### Texto base
------

La imagen de Leonel inclinado sobre el ataúd del Tanque Campos es la más emocionante de los últimos tiempos. Parece el óleo de una despedida triste, pero no trágica; un adiós llorado como muchos otros. Pero es, sobre todo, el retrato de una amistad hecha a fuego sobre una cancha, con la complicidad futbolera dela generosidad, en la consagración de dos hombres distintos, pero que juntos se hicieron leyenda.
Leonel, cuando tuvo problemas con la dirigencia de la U, se fue a Colo Colo para ser campeón nuevamente; Carlos Campos sencillamente se retiró. El zurdo fue rudo, emblema y contestatario, y se convirtió en entrenador. Campos fue voluntarioso, callado y hasta tierno, pese a su apodo bélico: no podría haberse sentado en un banco. Pero se hicieron dupla, símbolos, hermanos. En la selección, que defendieron en dos mundiales, y en el Ballet Azul.
Casi como una fantasía, en el triunfo sobre Perú, la pintura más hermosa no fue ni el festejo del golazo de Vidal ni el abrazo para los debutantes tras una victoria con sabor a clásico. Fue la pequeña y sobria felicitación del Rey a Claudio Bravo tras la portentosa tapada sobre el filo del descanso que permitía a la Roja irse con dos goles de ventaja al vestuario, quizás la clave para resistir los embates del segundo tiempo. Sobrio, silencioso, solitario, casi furtivo, el roce de manos en tiempos de pandemia pareció como el más efusivo de los abrazos.

------

### Material proporcionado
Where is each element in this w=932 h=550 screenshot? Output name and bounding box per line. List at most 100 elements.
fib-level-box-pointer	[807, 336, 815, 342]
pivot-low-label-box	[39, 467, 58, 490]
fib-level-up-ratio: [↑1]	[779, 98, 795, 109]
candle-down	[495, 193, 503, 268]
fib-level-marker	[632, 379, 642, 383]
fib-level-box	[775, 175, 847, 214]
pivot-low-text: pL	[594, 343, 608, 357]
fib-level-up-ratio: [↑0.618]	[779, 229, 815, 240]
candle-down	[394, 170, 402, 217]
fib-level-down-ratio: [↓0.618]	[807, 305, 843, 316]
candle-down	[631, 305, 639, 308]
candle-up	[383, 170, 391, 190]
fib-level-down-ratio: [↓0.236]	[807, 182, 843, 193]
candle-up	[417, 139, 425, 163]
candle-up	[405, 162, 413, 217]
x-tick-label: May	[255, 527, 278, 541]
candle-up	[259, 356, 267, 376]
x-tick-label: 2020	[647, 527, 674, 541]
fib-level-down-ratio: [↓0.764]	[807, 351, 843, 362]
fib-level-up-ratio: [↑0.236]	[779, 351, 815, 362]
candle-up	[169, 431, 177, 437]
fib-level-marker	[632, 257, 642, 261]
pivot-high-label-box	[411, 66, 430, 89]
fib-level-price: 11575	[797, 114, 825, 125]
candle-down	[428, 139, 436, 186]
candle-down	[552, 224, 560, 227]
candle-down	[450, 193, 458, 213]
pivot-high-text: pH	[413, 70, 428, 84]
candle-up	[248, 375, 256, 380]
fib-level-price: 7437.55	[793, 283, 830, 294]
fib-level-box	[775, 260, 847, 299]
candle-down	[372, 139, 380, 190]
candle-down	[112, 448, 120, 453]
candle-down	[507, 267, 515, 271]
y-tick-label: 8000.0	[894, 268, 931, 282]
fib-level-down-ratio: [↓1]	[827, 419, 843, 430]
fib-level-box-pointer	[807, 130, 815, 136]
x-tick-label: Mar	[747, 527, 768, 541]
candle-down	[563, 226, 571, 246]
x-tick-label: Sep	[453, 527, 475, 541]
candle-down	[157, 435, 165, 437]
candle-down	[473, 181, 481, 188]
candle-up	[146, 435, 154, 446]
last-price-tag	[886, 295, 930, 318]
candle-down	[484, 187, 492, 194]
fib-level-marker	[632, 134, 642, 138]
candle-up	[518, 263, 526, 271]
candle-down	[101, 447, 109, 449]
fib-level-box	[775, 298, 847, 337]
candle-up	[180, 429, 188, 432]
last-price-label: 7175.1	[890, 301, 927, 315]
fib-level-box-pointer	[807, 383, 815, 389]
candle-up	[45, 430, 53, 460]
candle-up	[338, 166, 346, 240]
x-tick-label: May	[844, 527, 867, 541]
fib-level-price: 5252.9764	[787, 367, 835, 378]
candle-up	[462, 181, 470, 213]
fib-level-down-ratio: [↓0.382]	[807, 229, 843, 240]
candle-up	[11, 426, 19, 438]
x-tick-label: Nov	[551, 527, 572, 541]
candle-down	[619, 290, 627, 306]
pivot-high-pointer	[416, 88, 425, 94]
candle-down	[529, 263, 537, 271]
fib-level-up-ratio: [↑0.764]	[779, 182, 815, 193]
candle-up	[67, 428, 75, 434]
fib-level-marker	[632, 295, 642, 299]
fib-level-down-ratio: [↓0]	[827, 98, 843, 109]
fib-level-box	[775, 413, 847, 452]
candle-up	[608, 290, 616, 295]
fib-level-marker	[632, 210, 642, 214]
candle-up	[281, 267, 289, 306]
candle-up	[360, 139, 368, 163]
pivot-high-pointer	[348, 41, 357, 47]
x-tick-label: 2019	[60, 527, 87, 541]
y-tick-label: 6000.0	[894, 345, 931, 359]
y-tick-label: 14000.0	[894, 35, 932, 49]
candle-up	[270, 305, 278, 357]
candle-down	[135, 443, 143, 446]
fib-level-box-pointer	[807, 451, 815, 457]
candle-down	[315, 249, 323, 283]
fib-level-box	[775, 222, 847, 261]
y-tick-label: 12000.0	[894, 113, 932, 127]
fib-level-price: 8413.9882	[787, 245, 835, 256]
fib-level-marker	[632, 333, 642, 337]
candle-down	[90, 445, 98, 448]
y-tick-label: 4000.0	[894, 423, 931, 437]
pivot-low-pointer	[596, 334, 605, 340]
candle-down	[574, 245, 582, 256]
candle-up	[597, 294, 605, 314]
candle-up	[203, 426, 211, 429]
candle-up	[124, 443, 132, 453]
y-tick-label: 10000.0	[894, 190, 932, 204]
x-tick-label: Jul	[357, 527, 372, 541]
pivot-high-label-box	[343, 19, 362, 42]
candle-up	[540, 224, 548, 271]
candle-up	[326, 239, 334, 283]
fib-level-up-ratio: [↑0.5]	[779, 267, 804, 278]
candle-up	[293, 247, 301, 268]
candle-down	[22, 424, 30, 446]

------

### Instrucciones
[A] Resume en dos oraciones el texto sobre Leonel y el Tanque Campos.
[B] Devuelve sin cambios el fragmento del texto sobre Leonel y el Tanque Campos que empieza con "Leonel, cuando tuvo" y continúa hasta "el Ballet Azul.".
Los registros no hacen falta para resolver nada.

### Respuestas por tarea
[A] El texto describe la imagen de Leonel inclinado sobre el ataúd del Tanque Campos como el retrato de una amistad hecha en la cancha entre dos hombres distintos que juntos se hicieron leyenda en la selección y en el Ballet Azul. Además destaca que, en el triunfo sobre Perú, la escena más hermosa fue la sobria felicitación del Rey a Claudio Bravo tras su portentosa tapada antes del descanso.

[B]
Leonel, cuando tuvo problemas con la dirigencia de la U, se fue a Colo Colo para ser campeón nuevamente; Carlos Campos sencillamente se retiró. El zurdo fue rudo, emblema y contestatario, y se convirtió en entrenador. Campos fue voluntarioso, callado y hasta tierno, pese a su apodo bélico: no podría haberse sentado en un banco. Pero se hicieron dupla, símbolos, hermanos. En la selección, que defendieron en dos mundiales, y en el Ballet Azul.